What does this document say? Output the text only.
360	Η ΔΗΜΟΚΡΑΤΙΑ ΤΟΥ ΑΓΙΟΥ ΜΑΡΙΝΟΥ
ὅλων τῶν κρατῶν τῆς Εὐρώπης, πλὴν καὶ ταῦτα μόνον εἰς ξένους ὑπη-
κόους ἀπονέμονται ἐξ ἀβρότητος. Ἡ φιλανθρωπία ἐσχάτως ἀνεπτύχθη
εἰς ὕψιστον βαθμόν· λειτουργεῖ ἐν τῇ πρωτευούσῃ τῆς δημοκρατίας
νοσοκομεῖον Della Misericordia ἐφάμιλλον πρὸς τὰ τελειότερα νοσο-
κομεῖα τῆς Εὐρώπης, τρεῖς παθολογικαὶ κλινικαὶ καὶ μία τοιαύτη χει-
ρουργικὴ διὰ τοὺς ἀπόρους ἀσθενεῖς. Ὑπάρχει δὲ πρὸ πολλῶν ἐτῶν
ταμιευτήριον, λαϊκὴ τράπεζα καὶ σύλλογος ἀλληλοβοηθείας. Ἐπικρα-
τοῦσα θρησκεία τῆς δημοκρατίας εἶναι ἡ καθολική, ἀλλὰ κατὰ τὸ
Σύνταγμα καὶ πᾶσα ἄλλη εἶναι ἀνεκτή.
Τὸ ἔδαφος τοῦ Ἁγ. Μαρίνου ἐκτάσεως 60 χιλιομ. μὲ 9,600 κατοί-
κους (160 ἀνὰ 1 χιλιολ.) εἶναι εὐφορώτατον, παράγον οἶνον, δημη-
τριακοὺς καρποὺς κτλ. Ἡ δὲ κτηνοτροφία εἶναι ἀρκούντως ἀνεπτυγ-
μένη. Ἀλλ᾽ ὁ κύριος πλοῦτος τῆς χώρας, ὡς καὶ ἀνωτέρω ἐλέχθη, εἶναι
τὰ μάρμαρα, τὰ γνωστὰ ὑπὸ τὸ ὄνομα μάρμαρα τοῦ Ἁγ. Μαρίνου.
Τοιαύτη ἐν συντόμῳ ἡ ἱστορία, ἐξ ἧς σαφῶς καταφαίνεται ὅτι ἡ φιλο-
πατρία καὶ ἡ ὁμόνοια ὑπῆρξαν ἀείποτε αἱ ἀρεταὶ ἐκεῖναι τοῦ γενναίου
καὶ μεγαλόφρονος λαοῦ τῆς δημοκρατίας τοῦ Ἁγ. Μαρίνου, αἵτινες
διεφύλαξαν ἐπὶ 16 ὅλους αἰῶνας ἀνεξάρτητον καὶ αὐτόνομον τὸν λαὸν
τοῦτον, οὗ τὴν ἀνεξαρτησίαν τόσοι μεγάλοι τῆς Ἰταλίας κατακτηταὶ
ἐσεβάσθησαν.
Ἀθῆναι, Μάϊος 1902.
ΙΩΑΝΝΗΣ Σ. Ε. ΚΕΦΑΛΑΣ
###
Goal: Print the material above once more, exactly.

Solution to this exercise:
What does this document say? Output the text only.
360	Η ΔΗΜΟΚΡΑΤΙΑ ΤΟΥ ΑΓΙΟΥ ΜΑΡΙΝΟΥ
ὅλων τῶν κρατῶν τῆς Εὐρώπης, πλὴν καὶ ταῦτα μόνον εἰς ξένους ὑπη-
κόους ἀπονέμονται ἐξ ἀβρότητος. Ἡ φιλανθρωπία ἐσχάτως ἀνεπτύχθη
εἰς ὕψιστον βαθμόν· λειτουργεῖ ἐν τῇ πρωτευούσῃ τῆς δημοκρατίας
νοσοκομεῖον Della Misericordia ἐφάμιλλον πρὸς τὰ τελειότερα νοσο-
κομεῖα τῆς Εὐρώπης, τρεῖς παθολογικαὶ κλινικαὶ καὶ μία τοιαύτη χει-
ρουργικὴ διὰ τοὺς ἀπόρους ἀσθενεῖς. Ὑπάρχει δὲ πρὸ πολλῶν ἐτῶν
ταμιευτήριον, λαϊκὴ τράπεζα καὶ σύλλογος ἀλληλοβοηθείας. Ἐπικρα-
τοῦσα θρησκεία τῆς δημοκρατίας εἶναι ἡ καθολική, ἀλλὰ κατὰ τὸ
Σύνταγμα καὶ πᾶσα ἄλλη εἶναι ἀνεκτή.
Τὸ ἔδαφος τοῦ Ἁγ. Μαρίνου ἐκτάσεως 60 χιλιομ. μὲ 9,600 κατοί-
κους (160 ἀνὰ 1 χιλιολ.) εἶναι εὐφορώτατον, παράγον οἶνον, δημη-
τριακοὺς καρποὺς κτλ. Ἡ δὲ κτηνοτροφία εἶναι ἀρκούντως ἀνεπτυγ-
μένη. Ἀλλ᾽ ὁ κύριος πλοῦτος τῆς χώρας, ὡς καὶ ἀνωτέρω ἐλέχθη, εἶναι
τὰ μάρμαρα, τὰ γνωστὰ ὑπὸ τὸ ὄνομα μάρμαρα τοῦ Ἁγ. Μαρίνου.
Τοιαύτη ἐν συντόμῳ ἡ ἱστορία, ἐξ ἧς σαφῶς καταφαίνεται ὅτι ἡ φιλο-
πατρία καὶ ἡ ὁμόνοια ὑπῆρξαν ἀείποτε αἱ ἀρεταὶ ἐκεῖναι τοῦ γενναίου
καὶ μεγαλόφρονος λαοῦ τῆς δημοκρατίας τοῦ Ἁγ. Μαρίνου, αἵτινες
διεφύλαξαν ἐπὶ 16 ὅλους αἰῶνας ἀνεξάρτητον καὶ αὐτόνομον τὸν λαὸν
τοῦτον, οὗ τὴν ἀνεξαρτησίαν τόσοι μεγάλοι τῆς Ἰταλίας κατακτηταὶ
ἐσεβάσθησαν.
Ἀθῆναι, Μάϊος 1902.
ΙΩΑΝΝΗΣ Σ. Ε. ΚΕΦΑΛΑΣ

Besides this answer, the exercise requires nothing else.